** BEGIN **

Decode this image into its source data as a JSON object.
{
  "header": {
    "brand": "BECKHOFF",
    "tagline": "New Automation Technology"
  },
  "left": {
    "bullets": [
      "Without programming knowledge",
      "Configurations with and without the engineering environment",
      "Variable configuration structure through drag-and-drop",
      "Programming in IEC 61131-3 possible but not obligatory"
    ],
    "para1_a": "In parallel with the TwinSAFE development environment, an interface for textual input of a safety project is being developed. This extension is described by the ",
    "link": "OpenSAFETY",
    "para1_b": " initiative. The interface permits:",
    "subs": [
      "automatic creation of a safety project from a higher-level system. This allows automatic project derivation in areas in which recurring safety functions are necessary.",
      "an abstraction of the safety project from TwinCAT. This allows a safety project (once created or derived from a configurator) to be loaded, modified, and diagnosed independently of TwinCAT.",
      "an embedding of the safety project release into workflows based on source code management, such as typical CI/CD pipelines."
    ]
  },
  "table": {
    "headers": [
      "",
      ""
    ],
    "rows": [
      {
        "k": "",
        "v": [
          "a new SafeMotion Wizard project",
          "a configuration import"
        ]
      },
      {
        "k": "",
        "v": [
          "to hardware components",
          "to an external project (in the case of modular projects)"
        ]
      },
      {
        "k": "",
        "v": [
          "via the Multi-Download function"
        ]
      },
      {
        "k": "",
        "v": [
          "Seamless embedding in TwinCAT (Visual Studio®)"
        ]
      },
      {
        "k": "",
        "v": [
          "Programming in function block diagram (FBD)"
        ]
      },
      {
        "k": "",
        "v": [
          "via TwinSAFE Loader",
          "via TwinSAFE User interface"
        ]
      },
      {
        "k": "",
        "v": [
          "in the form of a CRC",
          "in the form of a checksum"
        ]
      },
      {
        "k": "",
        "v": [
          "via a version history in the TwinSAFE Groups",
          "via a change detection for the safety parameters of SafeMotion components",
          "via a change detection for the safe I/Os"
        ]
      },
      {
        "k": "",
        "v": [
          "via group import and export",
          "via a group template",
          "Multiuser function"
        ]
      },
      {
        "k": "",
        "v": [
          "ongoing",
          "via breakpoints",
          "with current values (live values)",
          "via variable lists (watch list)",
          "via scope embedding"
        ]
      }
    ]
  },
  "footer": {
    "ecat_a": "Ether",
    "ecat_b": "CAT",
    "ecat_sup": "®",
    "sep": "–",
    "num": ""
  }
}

** END **

Written exercise: Output every record above exactly as it appears.

Solution to the problem:
Decode this image into its source data as a JSON object.
{
  "header": {
    "brand": "BECKHOFF",
    "tagline": "New Automation Technology"
  },
  "left": {
    "bullets": [
      "Without programming knowledge",
      "Configurations with and without the engineering environment",
      "Variable configuration structure through drag-and-drop",
      "Programming in IEC 61131-3 possible but not obligatory"
    ],
    "para1_a": "In parallel with the TwinSAFE development environment, an interface for textual input of a safety project is being developed. This extension is described by the ",
    "link": "OpenSAFETY",
    "para1_b": " initiative. The interface permits:",
    "subs": [
      "automatic creation of a safety project from a higher-level system. This allows automatic project derivation in areas in which recurring safety functions are necessary.",
      "an abstraction of the safety project from TwinCAT. This allows a safety project (once created or derived from a configurator) to be loaded, modified, and diagnosed independently of TwinCAT.",
      "an embedding of the safety project release into workflows based on source code management, such as typical CI/CD pipelines."
    ]
  },
  "table": {
    "headers": [
      "",
      ""
    ],
    "rows": [
      {
        "k": "",
        "v": [
          "a new SafeMotion Wizard project",
          "a configuration import"
        ]
      },
      {
        "k": "",
        "v": [
          "to hardware components",
          "to an external project (in the case of modular projects)"
        ]
      },
      {
        "k": "",
        "v": [
          "via the Multi-Download function"
        ]
      },
      {
        "k": "",
        "v": [
          "Seamless embedding in TwinCAT (Visual Studio®)"
        ]
      },
      {
        "k": "",
        "v": [
          "Programming in function block diagram (FBD)"
        ]
      },
      {
        "k": "",
        "v": [
          "via TwinSAFE Loader",
          "via TwinSAFE User interface"
        ]
      },
      {
        "k": "",
        "v": [
          "in the form of a CRC",
          "in the form of a checksum"
        ]
      },
      {
        "k": "",
        "v": [
          "via a version history in the TwinSAFE Groups",
          "via a change detection for the safety parameters of SafeMotion components",
          "via a change detection for the safe I/Os"
        ]
      },
      {
        "k": "",
        "v": [
          "via group import and export",
          "via a group template",
          "Multiuser function"
        ]
      },
      {
        "k": "",
        "v": [
          "ongoing",
          "via breakpoints",
          "with current values (live values)",
          "via variable lists (watch list)",
          "via scope embedding"
        ]
      }
    ]
  },
  "footer": {
    "ecat_a": "Ether",
    "ecat_b": "CAT",
    "ecat_sup": "®",
    "sep": "–",
    "num": ""
  }
}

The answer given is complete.